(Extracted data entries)
— START —
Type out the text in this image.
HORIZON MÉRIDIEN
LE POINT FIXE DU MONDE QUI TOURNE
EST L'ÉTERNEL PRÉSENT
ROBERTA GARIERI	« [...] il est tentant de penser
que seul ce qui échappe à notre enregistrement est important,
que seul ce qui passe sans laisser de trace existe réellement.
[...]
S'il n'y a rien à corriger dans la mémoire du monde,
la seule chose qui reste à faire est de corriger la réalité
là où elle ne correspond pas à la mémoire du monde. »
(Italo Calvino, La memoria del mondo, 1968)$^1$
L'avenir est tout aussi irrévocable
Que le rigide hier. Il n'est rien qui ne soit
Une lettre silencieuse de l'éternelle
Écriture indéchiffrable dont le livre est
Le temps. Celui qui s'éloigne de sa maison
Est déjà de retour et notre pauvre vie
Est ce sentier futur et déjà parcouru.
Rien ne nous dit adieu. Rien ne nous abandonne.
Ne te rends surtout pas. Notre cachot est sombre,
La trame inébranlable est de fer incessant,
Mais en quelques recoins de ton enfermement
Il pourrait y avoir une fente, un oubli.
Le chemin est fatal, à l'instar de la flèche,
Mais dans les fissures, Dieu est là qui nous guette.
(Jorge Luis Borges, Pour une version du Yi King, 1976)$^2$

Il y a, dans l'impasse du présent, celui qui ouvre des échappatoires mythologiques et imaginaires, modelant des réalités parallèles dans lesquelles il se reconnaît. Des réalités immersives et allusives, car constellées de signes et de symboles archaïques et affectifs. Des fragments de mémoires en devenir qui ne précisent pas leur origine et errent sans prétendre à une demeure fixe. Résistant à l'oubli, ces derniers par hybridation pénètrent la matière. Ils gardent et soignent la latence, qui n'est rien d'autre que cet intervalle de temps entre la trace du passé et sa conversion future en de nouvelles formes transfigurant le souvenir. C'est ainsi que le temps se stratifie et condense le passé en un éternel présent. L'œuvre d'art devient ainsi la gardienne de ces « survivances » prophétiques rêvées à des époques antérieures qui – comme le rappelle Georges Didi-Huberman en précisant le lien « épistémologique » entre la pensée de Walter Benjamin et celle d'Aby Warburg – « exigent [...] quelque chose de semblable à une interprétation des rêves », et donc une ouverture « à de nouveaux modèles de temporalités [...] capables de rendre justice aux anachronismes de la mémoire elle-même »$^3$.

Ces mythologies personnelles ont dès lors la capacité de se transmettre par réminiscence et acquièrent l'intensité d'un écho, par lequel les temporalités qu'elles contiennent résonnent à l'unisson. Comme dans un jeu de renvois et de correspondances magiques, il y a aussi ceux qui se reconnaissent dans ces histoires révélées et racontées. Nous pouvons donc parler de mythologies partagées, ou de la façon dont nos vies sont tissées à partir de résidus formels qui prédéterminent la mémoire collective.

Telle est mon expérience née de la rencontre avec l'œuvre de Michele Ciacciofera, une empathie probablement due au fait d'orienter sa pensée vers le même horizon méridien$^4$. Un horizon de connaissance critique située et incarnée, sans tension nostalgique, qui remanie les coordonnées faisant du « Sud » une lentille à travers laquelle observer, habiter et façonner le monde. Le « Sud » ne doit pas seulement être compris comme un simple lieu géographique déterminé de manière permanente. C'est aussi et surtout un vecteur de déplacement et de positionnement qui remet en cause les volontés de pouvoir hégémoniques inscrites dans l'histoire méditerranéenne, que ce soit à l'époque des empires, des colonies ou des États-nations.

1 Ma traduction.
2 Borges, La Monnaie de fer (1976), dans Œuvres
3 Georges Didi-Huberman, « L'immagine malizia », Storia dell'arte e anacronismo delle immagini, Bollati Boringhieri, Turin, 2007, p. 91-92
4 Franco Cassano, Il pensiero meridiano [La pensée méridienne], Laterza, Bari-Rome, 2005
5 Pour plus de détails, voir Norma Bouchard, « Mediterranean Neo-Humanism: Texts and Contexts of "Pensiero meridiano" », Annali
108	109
— END —
Stated exercise » Each line must be given again exactly as written above.

Answer to the task »
Type out the text in this image.
HORIZON MÉRIDIEN
LE POINT FIXE DU MONDE QUI TOURNE
EST L'ÉTERNEL PRÉSENT
ROBERTA GARIERI	« [...] il est tentant de penser
que seul ce qui échappe à notre enregistrement est important,
que seul ce qui passe sans laisser de trace existe réellement.
[...]
S'il n'y a rien à corriger dans la mémoire du monde,
la seule chose qui reste à faire est de corriger la réalité
là où elle ne correspond pas à la mémoire du monde. »
(Italo Calvino, La memoria del mondo, 1968)$^1$
L'avenir est tout aussi irrévocable
Que le rigide hier. Il n'est rien qui ne soit
Une lettre silencieuse de l'éternelle
Écriture indéchiffrable dont le livre est
Le temps. Celui qui s'éloigne de sa maison
Est déjà de retour et notre pauvre vie
Est ce sentier futur et déjà parcouru.
Rien ne nous dit adieu. Rien ne nous abandonne.
Ne te rends surtout pas. Notre cachot est sombre,
La trame inébranlable est de fer incessant,
Mais en quelques recoins de ton enfermement
Il pourrait y avoir une fente, un oubli.
Le chemin est fatal, à l'instar de la flèche,
Mais dans les fissures, Dieu est là qui nous guette.
(Jorge Luis Borges, Pour une version du Yi King, 1976)$^2$

Il y a, dans l'impasse du présent, celui qui ouvre des échappatoires mythologiques et imaginaires, modelant des réalités parallèles dans lesquelles il se reconnaît. Des réalités immersives et allusives, car constellées de signes et de symboles archaïques et affectifs. Des fragments de mémoires en devenir qui ne précisent pas leur origine et errent sans prétendre à une demeure fixe. Résistant à l'oubli, ces derniers par hybridation pénètrent la matière. Ils gardent et soignent la latence, qui n'est rien d'autre que cet intervalle de temps entre la trace du passé et sa conversion future en de nouvelles formes transfigurant le souvenir. C'est ainsi que le temps se stratifie et condense le passé en un éternel présent. L'œuvre d'art devient ainsi la gardienne de ces « survivances » prophétiques rêvées à des époques antérieures qui – comme le rappelle Georges Didi-Huberman en précisant le lien « épistémologique » entre la pensée de Walter Benjamin et celle d'Aby Warburg – « exigent [...] quelque chose de semblable à une interprétation des rêves », et donc une ouverture « à de nouveaux modèles de temporalités [...] capables de rendre justice aux anachronismes de la mémoire elle-même »$^3$.

Ces mythologies personnelles ont dès lors la capacité de se transmettre par réminiscence et acquièrent l'intensité d'un écho, par lequel les temporalités qu'elles contiennent résonnent à l'unisson. Comme dans un jeu de renvois et de correspondances magiques, il y a aussi ceux qui se reconnaissent dans ces histoires révélées et racontées. Nous pouvons donc parler de mythologies partagées, ou de la façon dont nos vies sont tissées à partir de résidus formels qui prédéterminent la mémoire collective.

Telle est mon expérience née de la rencontre avec l'œuvre de Michele Ciacciofera, une empathie probablement due au fait d'orienter sa pensée vers le même horizon méridien$^4$. Un horizon de connaissance critique située et incarnée, sans tension nostalgique, qui remanie les coordonnées faisant du « Sud » une lentille à travers laquelle observer, habiter et façonner le monde. Le « Sud » ne doit pas seulement être compris comme un simple lieu géographique déterminé de manière permanente. C'est aussi et surtout un vecteur de déplacement et de positionnement qui remet en cause les volontés de pouvoir hégémoniques inscrites dans l'histoire méditerranéenne, que ce soit à l'époque des empires, des colonies ou des États-nations.

1 Ma traduction.
2 Borges, La Monnaie de fer (1976), dans Œuvres
3 Georges Didi-Huberman, « L'immagine malizia », Storia dell'arte e anacronismo delle immagini, Bollati Boringhieri, Turin, 2007, p. 91-92
4 Franco Cassano, Il pensiero meridiano [La pensée méridienne], Laterza, Bari-Rome, 2005
5 Pour plus de détails, voir Norma Bouchard, « Mediterranean Neo-Humanism: Texts and Contexts of "Pensiero meridiano" », Annali
108	109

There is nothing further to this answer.